Exercise instructions —
Scan the lines below; pull out those with "mean".

:::::

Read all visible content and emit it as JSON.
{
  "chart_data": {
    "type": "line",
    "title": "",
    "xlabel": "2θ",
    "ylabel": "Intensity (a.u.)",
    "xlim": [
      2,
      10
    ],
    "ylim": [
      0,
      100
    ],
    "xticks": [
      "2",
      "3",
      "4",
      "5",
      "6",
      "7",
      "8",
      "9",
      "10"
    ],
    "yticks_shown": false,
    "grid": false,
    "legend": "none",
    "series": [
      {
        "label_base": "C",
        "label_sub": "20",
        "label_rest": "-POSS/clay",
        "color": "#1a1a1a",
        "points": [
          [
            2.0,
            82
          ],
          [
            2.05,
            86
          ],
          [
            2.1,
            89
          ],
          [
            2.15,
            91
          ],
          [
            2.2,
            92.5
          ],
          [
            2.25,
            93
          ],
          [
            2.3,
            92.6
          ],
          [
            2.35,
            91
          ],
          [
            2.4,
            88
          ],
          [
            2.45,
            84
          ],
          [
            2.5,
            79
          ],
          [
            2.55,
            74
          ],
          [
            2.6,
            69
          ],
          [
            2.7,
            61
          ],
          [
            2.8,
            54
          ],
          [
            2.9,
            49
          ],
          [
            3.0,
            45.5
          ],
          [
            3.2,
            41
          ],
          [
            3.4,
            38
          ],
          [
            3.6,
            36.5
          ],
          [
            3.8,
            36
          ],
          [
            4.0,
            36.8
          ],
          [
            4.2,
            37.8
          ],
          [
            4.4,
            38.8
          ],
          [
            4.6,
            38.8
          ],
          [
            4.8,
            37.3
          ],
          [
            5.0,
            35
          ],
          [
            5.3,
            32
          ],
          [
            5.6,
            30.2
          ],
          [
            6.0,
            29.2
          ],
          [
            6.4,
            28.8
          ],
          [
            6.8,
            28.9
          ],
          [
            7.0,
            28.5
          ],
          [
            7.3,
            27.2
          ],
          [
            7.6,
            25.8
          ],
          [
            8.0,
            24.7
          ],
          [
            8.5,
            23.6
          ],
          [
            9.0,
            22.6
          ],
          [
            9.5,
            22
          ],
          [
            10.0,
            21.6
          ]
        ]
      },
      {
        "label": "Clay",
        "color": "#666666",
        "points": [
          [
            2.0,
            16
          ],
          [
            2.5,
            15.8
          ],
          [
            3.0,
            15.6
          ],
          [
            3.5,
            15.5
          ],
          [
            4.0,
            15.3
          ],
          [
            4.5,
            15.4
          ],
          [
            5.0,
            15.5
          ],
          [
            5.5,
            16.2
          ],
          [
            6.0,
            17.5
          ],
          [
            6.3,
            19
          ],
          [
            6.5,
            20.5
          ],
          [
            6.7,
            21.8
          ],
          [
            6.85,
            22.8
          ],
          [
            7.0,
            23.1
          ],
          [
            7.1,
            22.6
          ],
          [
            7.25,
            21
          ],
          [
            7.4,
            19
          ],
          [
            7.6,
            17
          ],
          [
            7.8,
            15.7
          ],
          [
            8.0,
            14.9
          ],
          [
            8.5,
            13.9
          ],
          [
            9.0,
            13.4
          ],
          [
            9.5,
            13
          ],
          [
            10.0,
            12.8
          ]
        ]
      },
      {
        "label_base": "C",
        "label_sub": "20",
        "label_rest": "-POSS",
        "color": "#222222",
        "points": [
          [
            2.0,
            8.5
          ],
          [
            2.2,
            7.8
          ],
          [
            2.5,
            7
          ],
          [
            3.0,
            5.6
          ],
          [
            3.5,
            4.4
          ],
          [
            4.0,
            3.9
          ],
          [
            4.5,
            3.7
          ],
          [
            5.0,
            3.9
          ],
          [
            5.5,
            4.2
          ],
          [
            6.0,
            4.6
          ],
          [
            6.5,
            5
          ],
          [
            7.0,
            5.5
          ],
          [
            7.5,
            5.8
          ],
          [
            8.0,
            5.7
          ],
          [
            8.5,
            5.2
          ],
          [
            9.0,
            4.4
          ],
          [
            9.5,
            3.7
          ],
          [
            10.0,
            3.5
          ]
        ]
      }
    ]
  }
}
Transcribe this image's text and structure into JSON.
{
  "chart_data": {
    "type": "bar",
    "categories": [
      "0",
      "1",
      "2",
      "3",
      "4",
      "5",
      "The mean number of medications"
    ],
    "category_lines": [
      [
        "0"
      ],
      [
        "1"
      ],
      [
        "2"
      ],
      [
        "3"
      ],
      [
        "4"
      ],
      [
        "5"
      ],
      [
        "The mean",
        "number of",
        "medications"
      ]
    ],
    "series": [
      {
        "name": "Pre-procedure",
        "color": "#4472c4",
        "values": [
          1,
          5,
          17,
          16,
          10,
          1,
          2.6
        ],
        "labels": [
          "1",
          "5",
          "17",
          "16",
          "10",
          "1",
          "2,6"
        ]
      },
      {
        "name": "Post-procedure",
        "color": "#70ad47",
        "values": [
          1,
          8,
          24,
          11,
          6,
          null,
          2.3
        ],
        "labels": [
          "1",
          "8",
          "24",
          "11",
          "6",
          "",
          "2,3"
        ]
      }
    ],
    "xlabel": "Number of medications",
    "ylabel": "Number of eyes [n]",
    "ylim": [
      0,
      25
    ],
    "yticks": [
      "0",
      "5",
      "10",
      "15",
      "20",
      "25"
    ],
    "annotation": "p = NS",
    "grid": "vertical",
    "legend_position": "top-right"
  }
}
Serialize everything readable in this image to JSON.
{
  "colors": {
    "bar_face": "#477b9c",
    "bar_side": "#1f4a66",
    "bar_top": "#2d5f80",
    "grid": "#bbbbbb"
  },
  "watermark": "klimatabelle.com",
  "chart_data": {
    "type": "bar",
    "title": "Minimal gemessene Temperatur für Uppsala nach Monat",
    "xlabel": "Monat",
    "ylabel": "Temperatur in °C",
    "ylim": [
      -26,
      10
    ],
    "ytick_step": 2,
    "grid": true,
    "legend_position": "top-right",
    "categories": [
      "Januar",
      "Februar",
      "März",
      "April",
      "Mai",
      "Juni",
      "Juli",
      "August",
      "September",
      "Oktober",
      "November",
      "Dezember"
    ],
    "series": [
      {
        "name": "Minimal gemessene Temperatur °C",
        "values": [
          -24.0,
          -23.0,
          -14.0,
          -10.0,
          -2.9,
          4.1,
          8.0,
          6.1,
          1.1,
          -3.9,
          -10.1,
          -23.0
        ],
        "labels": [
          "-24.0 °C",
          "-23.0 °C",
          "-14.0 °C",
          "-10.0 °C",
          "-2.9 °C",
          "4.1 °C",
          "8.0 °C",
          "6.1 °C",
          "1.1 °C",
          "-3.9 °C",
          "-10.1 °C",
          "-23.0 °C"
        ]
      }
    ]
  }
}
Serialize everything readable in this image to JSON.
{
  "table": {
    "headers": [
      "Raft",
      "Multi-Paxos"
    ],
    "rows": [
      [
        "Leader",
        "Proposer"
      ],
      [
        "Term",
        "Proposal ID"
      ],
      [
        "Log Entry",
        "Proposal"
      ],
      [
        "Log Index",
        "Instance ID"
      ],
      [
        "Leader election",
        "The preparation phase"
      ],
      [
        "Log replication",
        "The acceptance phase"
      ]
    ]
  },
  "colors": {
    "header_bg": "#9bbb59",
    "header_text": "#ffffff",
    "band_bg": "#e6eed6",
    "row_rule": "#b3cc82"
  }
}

:::::

Solution below —
      "The mean number of medications"
        "The mean",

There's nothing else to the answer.